-------- RECORDS
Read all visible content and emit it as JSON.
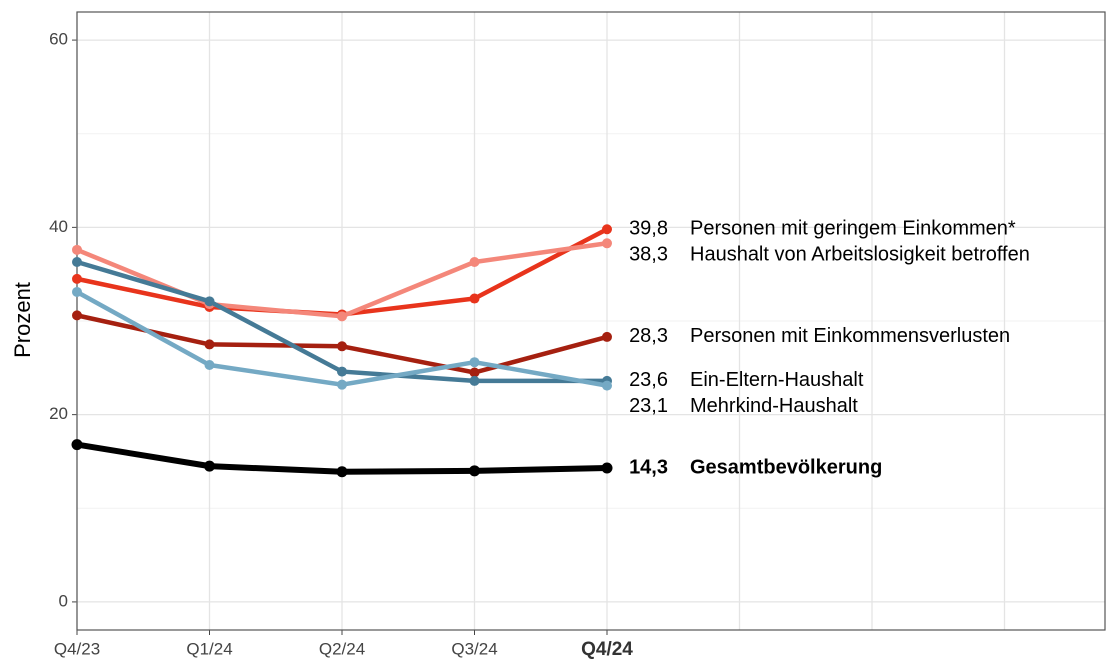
{
  "chart_data": {
    "type": "line",
    "y_label": "Prozent",
    "categories": [
      "Q4/23",
      "Q1/24",
      "Q2/24",
      "Q3/24",
      "Q4/24",
      null,
      null,
      null
    ],
    "ylim": [
      -3,
      63
    ],
    "yticks": [
      0,
      20,
      40,
      60
    ],
    "minor_yticks": [
      10,
      30,
      50
    ],
    "grid": true,
    "series": [
      {
        "name": "Personen mit geringem Einkommen*",
        "color": "#e8341c",
        "values": [
          34.5,
          31.5,
          30.7,
          32.4,
          39.8,
          null,
          null,
          null
        ],
        "value_labels": [
          null,
          null,
          null,
          null,
          "39,8",
          null,
          null,
          null
        ]
      },
      {
        "name": "Haushalt von Arbeitslosigkeit betroffen",
        "color": "#f4877a",
        "values": [
          37.6,
          31.8,
          30.5,
          36.3,
          38.3,
          null,
          null,
          null
        ],
        "value_labels": [
          null,
          null,
          null,
          null,
          "38,3",
          null,
          null,
          null
        ]
      },
      {
        "name": "Personen mit Einkommensverlusten",
        "color": "#a52010",
        "values": [
          30.6,
          27.5,
          27.3,
          24.5,
          28.3,
          null,
          null,
          null
        ],
        "value_labels": [
          null,
          null,
          null,
          null,
          "28,3",
          null,
          null,
          null
        ]
      },
      {
        "name": "Ein-Eltern-Haushalt",
        "color": "#457a96",
        "values": [
          36.3,
          32.1,
          24.6,
          23.6,
          23.6,
          null,
          null,
          null
        ],
        "value_labels": [
          null,
          null,
          null,
          null,
          "23,6",
          null,
          null,
          null
        ]
      },
      {
        "name": "Mehrkind-Haushalt",
        "color": "#74a9c4",
        "values": [
          33.1,
          25.3,
          23.2,
          25.6,
          23.1,
          null,
          null,
          null
        ],
        "value_labels": [
          null,
          null,
          null,
          null,
          "23,1",
          null,
          null,
          null
        ]
      },
      {
        "name": "Gesamtbevölkerung",
        "color": "#000000",
        "bold": true,
        "values": [
          16.8,
          14.5,
          13.9,
          14.0,
          14.3,
          null,
          null,
          null
        ],
        "value_labels": [
          null,
          null,
          null,
          null,
          "14,3",
          null,
          null,
          null
        ]
      }
    ]
  }
}
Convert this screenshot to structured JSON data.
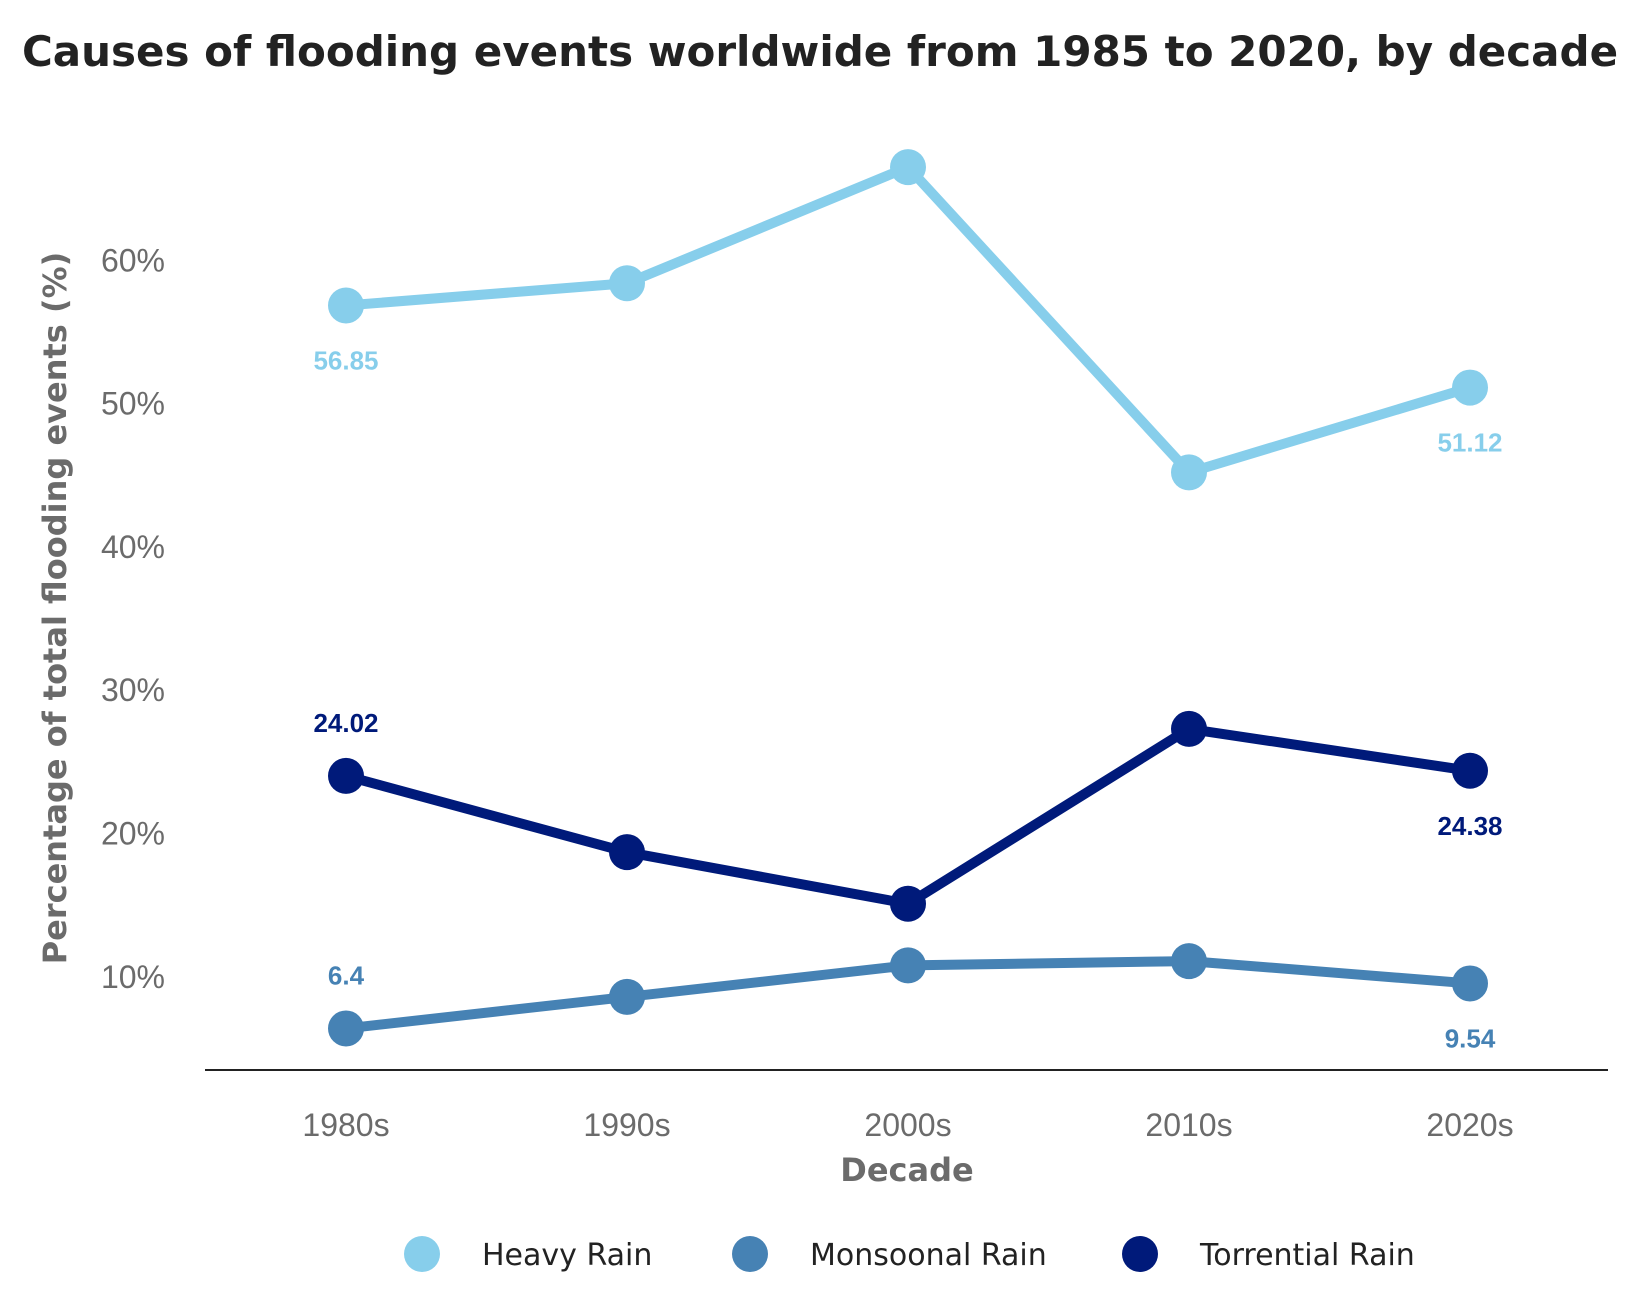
{
  "chart_data": {
    "type": "line",
    "title": "Causes of flooding events worldwide from 1985 to 2020, by decade",
    "xlabel": "Decade",
    "ylabel": "Percentage of total flooding events (%)",
    "categories": [
      "1980s",
      "1990s",
      "2000s",
      "2010s",
      "2020s"
    ],
    "ylim": [
      3.5,
      70
    ],
    "yticks": [
      10,
      20,
      30,
      40,
      50,
      60
    ],
    "ytick_labels": [
      "10%",
      "20%",
      "30%",
      "40%",
      "50%",
      "60%"
    ],
    "grid": false,
    "legend_position": "bottom",
    "series": [
      {
        "name": "Heavy Rain",
        "color": "#87ceeb",
        "values": [
          56.85,
          58.4,
          66.5,
          45.2,
          51.12
        ],
        "data_labels": [
          {
            "index": 0,
            "text": "56.85",
            "position": "below"
          },
          {
            "index": 4,
            "text": "51.12",
            "position": "below"
          }
        ]
      },
      {
        "name": "Monsoonal Rain",
        "color": "#4682b4",
        "values": [
          6.4,
          8.6,
          10.8,
          11.1,
          9.54
        ],
        "data_labels": [
          {
            "index": 0,
            "text": "6.4",
            "position": "above"
          },
          {
            "index": 4,
            "text": "9.54",
            "position": "below"
          }
        ]
      },
      {
        "name": "Torrential Rain",
        "color": "#001a7a",
        "values": [
          24.02,
          18.7,
          15.1,
          27.3,
          24.38
        ],
        "data_labels": [
          {
            "index": 0,
            "text": "24.02",
            "position": "above"
          },
          {
            "index": 4,
            "text": "24.38",
            "position": "below"
          }
        ]
      }
    ]
  }
}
----------------
> **WHAT YOU WILL DO**
Within the entries above, work out how many lines contain the word "Rain". The number alone is the answer.

> **TASK RESPONSE**
3